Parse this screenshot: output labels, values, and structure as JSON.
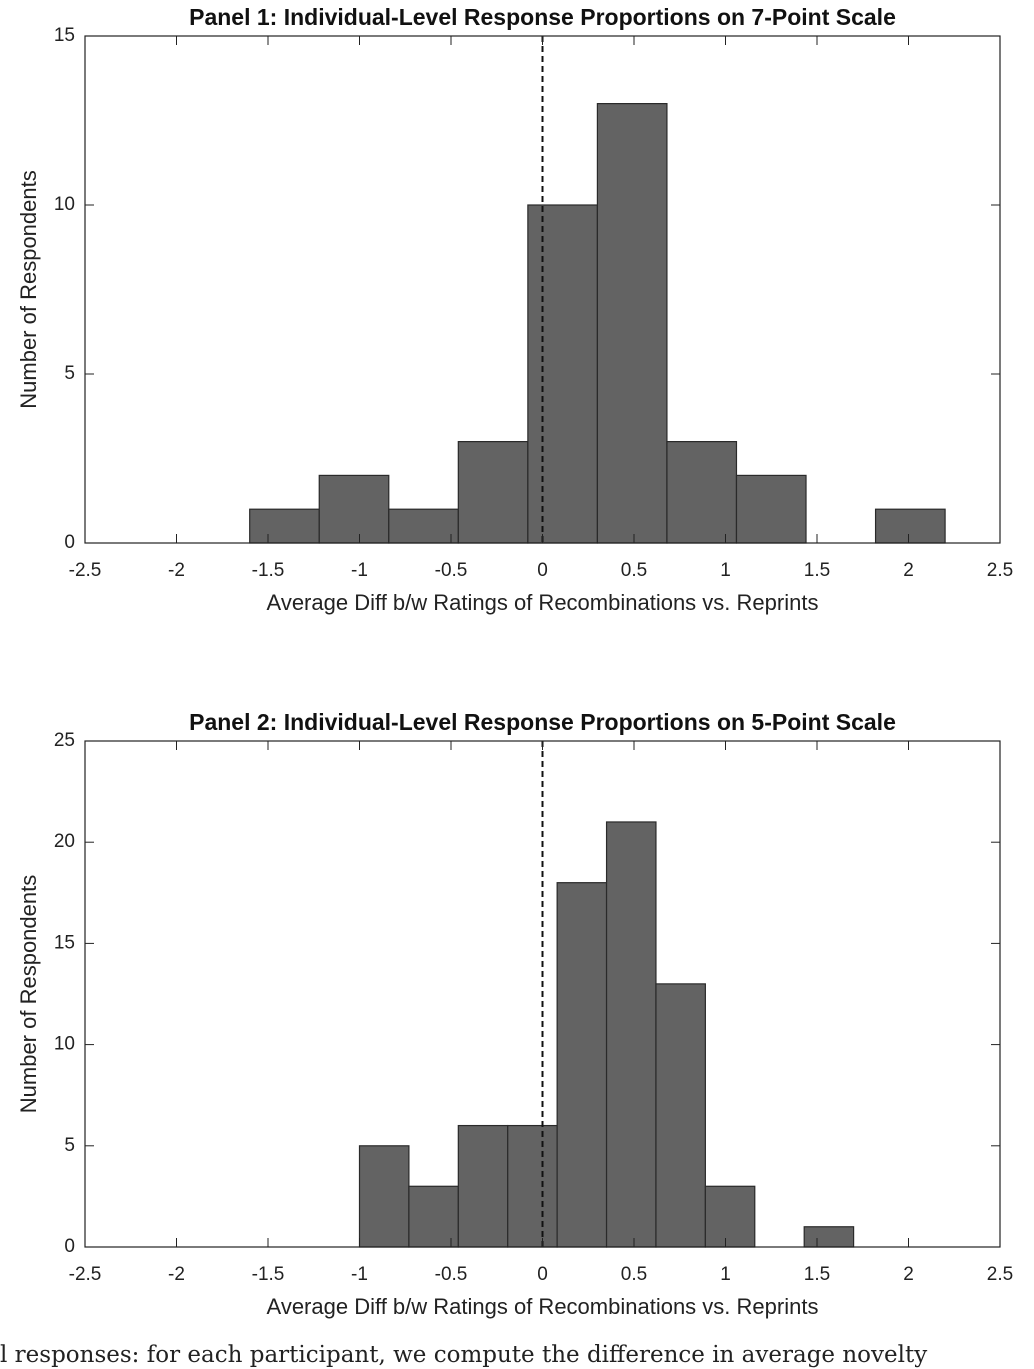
{
  "chart_data": [
    {
      "type": "histogram",
      "title": "Panel 1: Individual-Level Response Proportions on 7-Point Scale",
      "xlabel": "Average Diff b/w Ratings of Recombinations vs. Reprints",
      "ylabel": "Number of Respondents",
      "bins": [
        -1.6,
        -1.22,
        -0.84,
        -0.46,
        -0.08,
        0.3,
        0.68,
        1.06,
        1.44,
        1.82,
        2.2
      ],
      "values": [
        1,
        2,
        1,
        3,
        10,
        13,
        3,
        2,
        0,
        1
      ],
      "color": "#636363",
      "vline": 0,
      "xlim": [
        -2.5,
        2.5
      ],
      "xticks": [
        -2.5,
        -2,
        -1.5,
        -1,
        -0.5,
        0,
        0.5,
        1,
        1.5,
        2,
        2.5
      ],
      "ylim": [
        0,
        15
      ],
      "yticks": [
        0,
        5,
        10,
        15
      ]
    },
    {
      "type": "histogram",
      "title": "Panel 2: Individual-Level Response Proportions on 5-Point Scale",
      "xlabel": "Average Diff b/w Ratings of Recombinations vs. Reprints",
      "ylabel": "Number of Respondents",
      "bins": [
        -1,
        -0.73,
        -0.46,
        -0.19,
        0.08,
        0.35,
        0.62,
        0.89,
        1.16,
        1.43,
        1.7
      ],
      "values": [
        5,
        3,
        6,
        6,
        18,
        21,
        13,
        3,
        0,
        1
      ],
      "color": "#636363",
      "vline": 0,
      "xlim": [
        -2.5,
        2.5
      ],
      "xticks": [
        -2.5,
        -2,
        -1.5,
        -1,
        -0.5,
        0,
        0.5,
        1,
        1.5,
        2,
        2.5
      ],
      "ylim": [
        0,
        25
      ],
      "yticks": [
        0,
        5,
        10,
        15,
        20,
        25
      ]
    }
  ],
  "caption": "l responses: for each participant, we compute the difference in average novelty"
}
++++++
## Problem requirements
Search the listing for the word "Point". Copy every line in which it occurs.

## Output
      "title": "Panel 1: Individual-Level Response Proportions on 7-Point Scale",
      "title": "Panel 2: Individual-Level Response Proportions on 5-Point Scale",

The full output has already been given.